> [Data provided]

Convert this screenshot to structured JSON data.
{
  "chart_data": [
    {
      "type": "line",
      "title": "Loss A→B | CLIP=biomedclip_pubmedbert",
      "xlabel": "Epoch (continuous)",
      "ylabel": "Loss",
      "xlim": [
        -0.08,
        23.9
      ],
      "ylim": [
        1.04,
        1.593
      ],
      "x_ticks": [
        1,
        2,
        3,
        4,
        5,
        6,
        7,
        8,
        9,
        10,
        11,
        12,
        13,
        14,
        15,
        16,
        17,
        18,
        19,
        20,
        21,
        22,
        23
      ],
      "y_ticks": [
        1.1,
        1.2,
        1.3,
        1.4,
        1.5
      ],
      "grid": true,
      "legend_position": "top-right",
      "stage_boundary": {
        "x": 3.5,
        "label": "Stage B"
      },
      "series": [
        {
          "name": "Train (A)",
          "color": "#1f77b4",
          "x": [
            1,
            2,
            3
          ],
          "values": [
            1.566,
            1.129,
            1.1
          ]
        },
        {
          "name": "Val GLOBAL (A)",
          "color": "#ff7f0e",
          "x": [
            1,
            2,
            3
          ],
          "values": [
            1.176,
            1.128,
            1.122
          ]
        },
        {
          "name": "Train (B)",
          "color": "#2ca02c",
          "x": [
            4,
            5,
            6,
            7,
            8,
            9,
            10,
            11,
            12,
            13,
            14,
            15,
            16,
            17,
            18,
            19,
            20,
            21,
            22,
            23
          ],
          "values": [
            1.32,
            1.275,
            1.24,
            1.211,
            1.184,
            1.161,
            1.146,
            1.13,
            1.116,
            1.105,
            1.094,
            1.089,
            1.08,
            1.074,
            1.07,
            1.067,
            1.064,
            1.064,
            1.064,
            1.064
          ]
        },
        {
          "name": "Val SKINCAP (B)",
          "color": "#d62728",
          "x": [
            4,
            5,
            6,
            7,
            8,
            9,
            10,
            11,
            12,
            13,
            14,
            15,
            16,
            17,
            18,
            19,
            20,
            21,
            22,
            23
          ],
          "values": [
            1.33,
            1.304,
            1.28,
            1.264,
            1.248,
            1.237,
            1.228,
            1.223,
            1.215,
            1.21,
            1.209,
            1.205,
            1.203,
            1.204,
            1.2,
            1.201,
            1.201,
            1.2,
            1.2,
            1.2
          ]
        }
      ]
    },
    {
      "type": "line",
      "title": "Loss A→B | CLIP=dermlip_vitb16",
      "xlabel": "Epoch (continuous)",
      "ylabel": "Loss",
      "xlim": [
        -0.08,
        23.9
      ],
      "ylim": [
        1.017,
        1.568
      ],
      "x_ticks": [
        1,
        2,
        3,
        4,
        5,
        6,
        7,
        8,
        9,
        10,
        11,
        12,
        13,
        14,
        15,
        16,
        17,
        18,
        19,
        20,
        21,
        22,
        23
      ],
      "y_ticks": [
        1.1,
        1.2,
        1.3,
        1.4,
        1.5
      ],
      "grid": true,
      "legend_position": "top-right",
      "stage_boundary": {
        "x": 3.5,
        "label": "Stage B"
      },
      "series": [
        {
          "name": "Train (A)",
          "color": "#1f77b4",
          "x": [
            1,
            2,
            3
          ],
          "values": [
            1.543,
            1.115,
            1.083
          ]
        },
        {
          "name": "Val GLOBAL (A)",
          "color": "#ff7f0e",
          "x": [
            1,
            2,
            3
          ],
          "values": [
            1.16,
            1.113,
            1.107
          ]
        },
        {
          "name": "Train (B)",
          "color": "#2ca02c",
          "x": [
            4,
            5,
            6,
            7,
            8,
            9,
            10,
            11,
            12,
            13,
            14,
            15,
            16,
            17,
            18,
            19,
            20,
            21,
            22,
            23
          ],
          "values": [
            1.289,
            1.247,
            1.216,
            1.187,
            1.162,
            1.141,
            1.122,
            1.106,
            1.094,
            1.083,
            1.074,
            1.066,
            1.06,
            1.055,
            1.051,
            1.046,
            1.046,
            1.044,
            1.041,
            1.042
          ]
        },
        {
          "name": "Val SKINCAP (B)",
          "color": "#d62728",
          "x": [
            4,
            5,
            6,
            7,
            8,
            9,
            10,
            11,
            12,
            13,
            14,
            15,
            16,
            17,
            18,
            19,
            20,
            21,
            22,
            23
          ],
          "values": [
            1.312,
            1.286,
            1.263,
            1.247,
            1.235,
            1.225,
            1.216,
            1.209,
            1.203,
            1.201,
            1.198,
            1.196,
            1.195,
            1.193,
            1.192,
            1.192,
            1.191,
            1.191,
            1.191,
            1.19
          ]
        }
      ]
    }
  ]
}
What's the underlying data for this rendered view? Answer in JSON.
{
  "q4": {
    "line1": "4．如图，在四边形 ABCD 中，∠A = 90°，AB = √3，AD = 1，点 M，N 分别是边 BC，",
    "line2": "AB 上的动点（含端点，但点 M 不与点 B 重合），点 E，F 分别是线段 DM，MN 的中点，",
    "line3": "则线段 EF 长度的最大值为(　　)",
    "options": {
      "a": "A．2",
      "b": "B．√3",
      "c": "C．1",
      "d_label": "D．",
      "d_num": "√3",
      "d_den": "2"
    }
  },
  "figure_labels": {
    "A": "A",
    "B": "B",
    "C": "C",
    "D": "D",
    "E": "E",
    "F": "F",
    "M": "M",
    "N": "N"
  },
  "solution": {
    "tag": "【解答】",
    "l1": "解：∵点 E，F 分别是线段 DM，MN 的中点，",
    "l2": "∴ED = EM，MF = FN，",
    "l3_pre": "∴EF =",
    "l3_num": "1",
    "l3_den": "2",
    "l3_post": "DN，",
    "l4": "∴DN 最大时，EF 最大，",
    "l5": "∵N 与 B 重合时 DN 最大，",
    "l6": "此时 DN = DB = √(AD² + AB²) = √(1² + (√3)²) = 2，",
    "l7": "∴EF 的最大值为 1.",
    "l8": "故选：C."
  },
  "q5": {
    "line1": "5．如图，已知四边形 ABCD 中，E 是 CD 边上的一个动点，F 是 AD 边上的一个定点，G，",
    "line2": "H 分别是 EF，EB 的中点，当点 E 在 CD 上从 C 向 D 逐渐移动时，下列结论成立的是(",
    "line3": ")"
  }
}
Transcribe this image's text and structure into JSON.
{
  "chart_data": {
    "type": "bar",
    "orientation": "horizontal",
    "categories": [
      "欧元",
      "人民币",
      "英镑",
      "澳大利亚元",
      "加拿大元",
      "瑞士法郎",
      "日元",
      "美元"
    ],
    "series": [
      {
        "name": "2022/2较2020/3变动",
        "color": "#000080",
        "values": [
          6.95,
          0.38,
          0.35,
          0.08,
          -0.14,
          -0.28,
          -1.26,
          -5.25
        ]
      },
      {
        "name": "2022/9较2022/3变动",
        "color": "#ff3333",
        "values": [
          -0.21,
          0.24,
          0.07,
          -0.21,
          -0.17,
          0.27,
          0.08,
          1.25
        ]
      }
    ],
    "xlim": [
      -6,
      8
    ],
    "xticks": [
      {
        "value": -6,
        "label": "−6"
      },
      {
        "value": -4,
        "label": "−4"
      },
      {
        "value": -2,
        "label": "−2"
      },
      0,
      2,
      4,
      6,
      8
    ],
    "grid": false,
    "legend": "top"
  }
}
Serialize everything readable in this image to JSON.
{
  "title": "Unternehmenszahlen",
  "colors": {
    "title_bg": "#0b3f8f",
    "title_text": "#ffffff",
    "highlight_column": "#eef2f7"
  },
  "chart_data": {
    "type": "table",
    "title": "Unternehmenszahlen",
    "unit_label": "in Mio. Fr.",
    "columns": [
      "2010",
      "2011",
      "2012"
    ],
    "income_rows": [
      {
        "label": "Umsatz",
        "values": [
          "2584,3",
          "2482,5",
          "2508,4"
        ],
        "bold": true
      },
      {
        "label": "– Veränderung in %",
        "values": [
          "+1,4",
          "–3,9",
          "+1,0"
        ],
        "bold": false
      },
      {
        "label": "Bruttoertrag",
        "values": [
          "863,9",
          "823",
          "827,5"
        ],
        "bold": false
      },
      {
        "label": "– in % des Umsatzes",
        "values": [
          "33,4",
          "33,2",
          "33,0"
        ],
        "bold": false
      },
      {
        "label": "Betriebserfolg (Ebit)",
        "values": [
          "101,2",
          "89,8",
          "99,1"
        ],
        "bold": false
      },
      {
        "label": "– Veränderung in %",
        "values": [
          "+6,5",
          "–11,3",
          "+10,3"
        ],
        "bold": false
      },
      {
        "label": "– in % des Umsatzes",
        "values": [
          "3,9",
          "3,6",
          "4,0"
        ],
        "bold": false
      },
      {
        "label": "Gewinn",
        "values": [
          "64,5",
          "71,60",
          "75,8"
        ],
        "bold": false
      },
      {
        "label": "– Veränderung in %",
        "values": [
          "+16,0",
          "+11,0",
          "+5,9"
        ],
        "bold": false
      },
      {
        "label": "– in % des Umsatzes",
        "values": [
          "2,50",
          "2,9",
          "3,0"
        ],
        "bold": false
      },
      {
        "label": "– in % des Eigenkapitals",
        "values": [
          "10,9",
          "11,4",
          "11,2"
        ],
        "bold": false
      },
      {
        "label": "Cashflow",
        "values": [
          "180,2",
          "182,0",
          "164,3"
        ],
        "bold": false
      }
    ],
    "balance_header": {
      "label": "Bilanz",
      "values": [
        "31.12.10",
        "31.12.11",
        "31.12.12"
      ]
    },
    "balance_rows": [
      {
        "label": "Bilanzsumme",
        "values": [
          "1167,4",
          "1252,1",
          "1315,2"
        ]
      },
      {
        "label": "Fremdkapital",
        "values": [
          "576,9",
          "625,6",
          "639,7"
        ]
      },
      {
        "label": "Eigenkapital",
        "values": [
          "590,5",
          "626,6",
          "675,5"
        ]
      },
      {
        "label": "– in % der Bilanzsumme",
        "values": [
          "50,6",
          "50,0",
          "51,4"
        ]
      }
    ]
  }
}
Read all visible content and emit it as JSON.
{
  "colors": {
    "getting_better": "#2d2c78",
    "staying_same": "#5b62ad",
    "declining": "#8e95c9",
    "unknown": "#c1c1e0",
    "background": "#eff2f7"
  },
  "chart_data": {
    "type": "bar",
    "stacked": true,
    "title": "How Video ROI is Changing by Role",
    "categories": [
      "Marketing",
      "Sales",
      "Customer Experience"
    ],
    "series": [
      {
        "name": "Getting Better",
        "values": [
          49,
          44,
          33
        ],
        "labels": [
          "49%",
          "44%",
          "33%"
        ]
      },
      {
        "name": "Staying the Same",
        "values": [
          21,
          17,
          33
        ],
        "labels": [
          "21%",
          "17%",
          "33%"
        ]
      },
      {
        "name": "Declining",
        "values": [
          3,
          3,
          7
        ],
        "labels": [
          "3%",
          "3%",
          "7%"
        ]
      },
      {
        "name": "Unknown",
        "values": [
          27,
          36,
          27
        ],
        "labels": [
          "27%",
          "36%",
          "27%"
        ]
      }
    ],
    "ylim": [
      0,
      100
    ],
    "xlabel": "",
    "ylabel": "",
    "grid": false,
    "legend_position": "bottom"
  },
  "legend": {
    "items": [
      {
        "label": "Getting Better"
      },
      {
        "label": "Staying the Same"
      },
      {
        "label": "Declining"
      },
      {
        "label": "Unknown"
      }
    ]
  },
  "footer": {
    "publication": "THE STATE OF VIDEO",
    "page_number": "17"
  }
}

> [Exercise description] Pull out each line of the records holding the string "Loss".

> [Problem solution]
      "title": "Loss A→B | CLIP=biomedclip_pubmedbert",
      "ylabel": "Loss",
      "title": "Loss A→B | CLIP=dermlip_vitb16",
      "ylabel": "Loss",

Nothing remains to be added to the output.